INSTRUCTION
Make an exact copy of all the material below, apart from the pictures.

==========

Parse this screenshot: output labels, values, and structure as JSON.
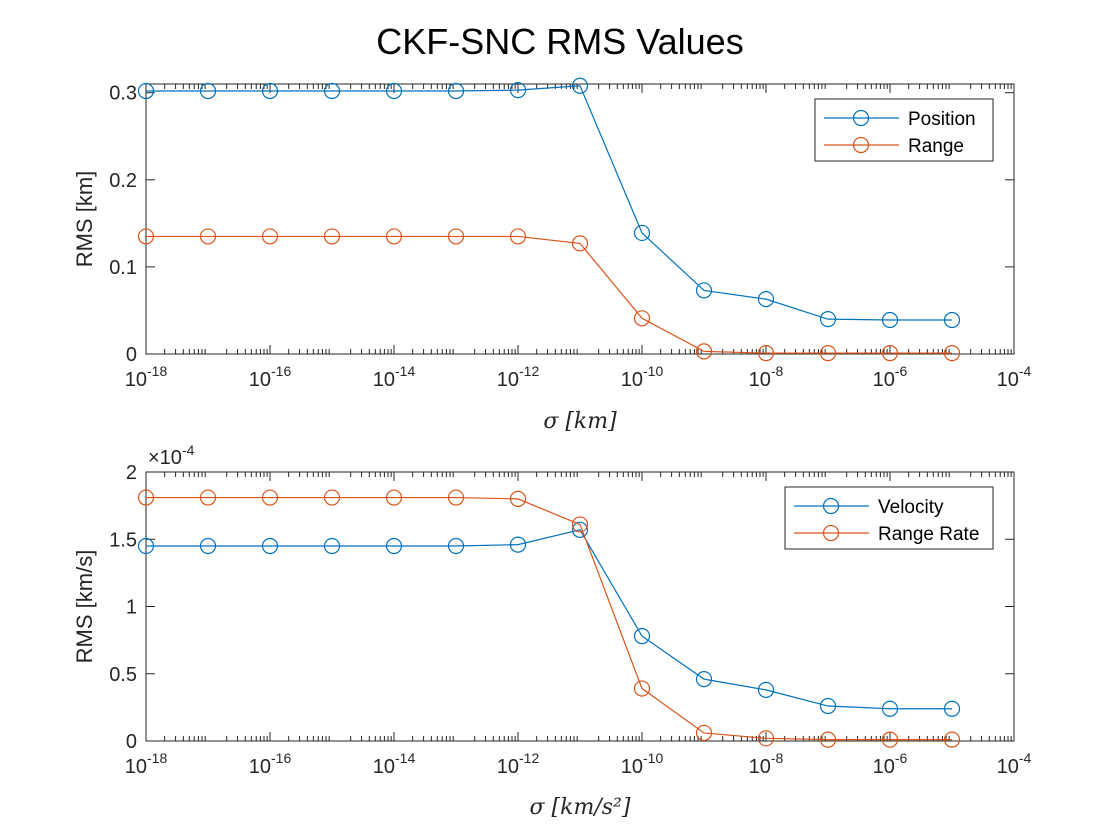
{
  "figure_title": "CKF-SNC RMS Values",
  "colors": {
    "series1": "#0072BD",
    "series2": "#D95319",
    "axis": "#262626"
  },
  "chart_data": [
    {
      "type": "line",
      "title": "",
      "xlabel": "σ [km]",
      "ylabel": "RMS [km]",
      "xscale": "log",
      "xlim": [
        1e-18,
        0.0001
      ],
      "ylim": [
        0,
        0.31
      ],
      "xticks": [
        -18,
        -16,
        -14,
        -12,
        -10,
        -8,
        -6,
        -4
      ],
      "xtick_base": "10",
      "yticks": [
        0,
        0.1,
        0.2,
        0.3
      ],
      "ytick_labels": [
        "0",
        "0.1",
        "0.2",
        "0.3"
      ],
      "y_multiplier": "",
      "grid": false,
      "legend_position": "top-right",
      "x": [
        1e-18,
        1e-17,
        1e-16,
        1e-15,
        1e-14,
        1e-13,
        1e-12,
        1e-11,
        1e-10,
        1e-09,
        1e-08,
        1e-07,
        1e-06,
        1e-05
      ],
      "series": [
        {
          "name": "Position",
          "color": "#0072BD",
          "values": [
            0.302,
            0.302,
            0.302,
            0.302,
            0.302,
            0.302,
            0.303,
            0.308,
            0.139,
            0.073,
            0.063,
            0.04,
            0.039,
            0.039
          ]
        },
        {
          "name": "Range",
          "color": "#D95319",
          "values": [
            0.135,
            0.135,
            0.135,
            0.135,
            0.135,
            0.135,
            0.135,
            0.127,
            0.041,
            0.003,
            0.001,
            0.001,
            0.001,
            0.001
          ]
        }
      ]
    },
    {
      "type": "line",
      "title": "",
      "xlabel": "σ [km/s²]",
      "ylabel": "RMS [km/s]",
      "xscale": "log",
      "xlim": [
        1e-18,
        0.0001
      ],
      "ylim": [
        0,
        2
      ],
      "xticks": [
        -18,
        -16,
        -14,
        -12,
        -10,
        -8,
        -6,
        -4
      ],
      "xtick_base": "10",
      "yticks": [
        0,
        0.5,
        1,
        1.5,
        2
      ],
      "ytick_labels": [
        "0",
        "0.5",
        "1",
        "1.5",
        "2"
      ],
      "y_multiplier": "×10",
      "y_multiplier_exponent": "-4",
      "grid": false,
      "legend_position": "top-right",
      "x": [
        1e-18,
        1e-17,
        1e-16,
        1e-15,
        1e-14,
        1e-13,
        1e-12,
        1e-11,
        1e-10,
        1e-09,
        1e-08,
        1e-07,
        1e-06,
        1e-05
      ],
      "series": [
        {
          "name": "Velocity",
          "color": "#0072BD",
          "values": [
            1.45,
            1.45,
            1.45,
            1.45,
            1.45,
            1.45,
            1.46,
            1.57,
            0.78,
            0.46,
            0.38,
            0.26,
            0.24,
            0.24
          ]
        },
        {
          "name": "Range Rate",
          "color": "#D95319",
          "values": [
            1.81,
            1.81,
            1.81,
            1.81,
            1.81,
            1.81,
            1.8,
            1.61,
            0.39,
            0.06,
            0.02,
            0.01,
            0.01,
            0.01
          ]
        }
      ]
    }
  ]
}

==========

THE ANSWER
Parse this screenshot: output labels, values, and structure as JSON.
{
  "figure_title": "CKF-SNC RMS Values",
  "colors": {
    "series1": "#0072BD",
    "series2": "#D95319",
    "axis": "#262626"
  },
  "chart_data": [
    {
      "type": "line",
      "title": "",
      "xlabel": "σ [km]",
      "ylabel": "RMS [km]",
      "xscale": "log",
      "xlim": [
        1e-18,
        0.0001
      ],
      "ylim": [
        0,
        0.31
      ],
      "xticks": [
        -18,
        -16,
        -14,
        -12,
        -10,
        -8,
        -6,
        -4
      ],
      "xtick_base": "10",
      "yticks": [
        0,
        0.1,
        0.2,
        0.3
      ],
      "ytick_labels": [
        "0",
        "0.1",
        "0.2",
        "0.3"
      ],
      "y_multiplier": "",
      "grid": false,
      "legend_position": "top-right",
      "x": [
        1e-18,
        1e-17,
        1e-16,
        1e-15,
        1e-14,
        1e-13,
        1e-12,
        1e-11,
        1e-10,
        1e-09,
        1e-08,
        1e-07,
        1e-06,
        1e-05
      ],
      "series": [
        {
          "name": "Position",
          "color": "#0072BD",
          "values": [
            0.302,
            0.302,
            0.302,
            0.302,
            0.302,
            0.302,
            0.303,
            0.308,
            0.139,
            0.073,
            0.063,
            0.04,
            0.039,
            0.039
          ]
        },
        {
          "name": "Range",
          "color": "#D95319",
          "values": [
            0.135,
            0.135,
            0.135,
            0.135,
            0.135,
            0.135,
            0.135,
            0.127,
            0.041,
            0.003,
            0.001,
            0.001,
            0.001,
            0.001
          ]
        }
      ]
    },
    {
      "type": "line",
      "title": "",
      "xlabel": "σ [km/s²]",
      "ylabel": "RMS [km/s]",
      "xscale": "log",
      "xlim": [
        1e-18,
        0.0001
      ],
      "ylim": [
        0,
        2
      ],
      "xticks": [
        -18,
        -16,
        -14,
        -12,
        -10,
        -8,
        -6,
        -4
      ],
      "xtick_base": "10",
      "yticks": [
        0,
        0.5,
        1,
        1.5,
        2
      ],
      "ytick_labels": [
        "0",
        "0.5",
        "1",
        "1.5",
        "2"
      ],
      "y_multiplier": "×10",
      "y_multiplier_exponent": "-4",
      "grid": false,
      "legend_position": "top-right",
      "x": [
        1e-18,
        1e-17,
        1e-16,
        1e-15,
        1e-14,
        1e-13,
        1e-12,
        1e-11,
        1e-10,
        1e-09,
        1e-08,
        1e-07,
        1e-06,
        1e-05
      ],
      "series": [
        {
          "name": "Velocity",
          "color": "#0072BD",
          "values": [
            1.45,
            1.45,
            1.45,
            1.45,
            1.45,
            1.45,
            1.46,
            1.57,
            0.78,
            0.46,
            0.38,
            0.26,
            0.24,
            0.24
          ]
        },
        {
          "name": "Range Rate",
          "color": "#D95319",
          "values": [
            1.81,
            1.81,
            1.81,
            1.81,
            1.81,
            1.81,
            1.8,
            1.61,
            0.39,
            0.06,
            0.02,
            0.01,
            0.01,
            0.01
          ]
        }
      ]
    }
  ]
}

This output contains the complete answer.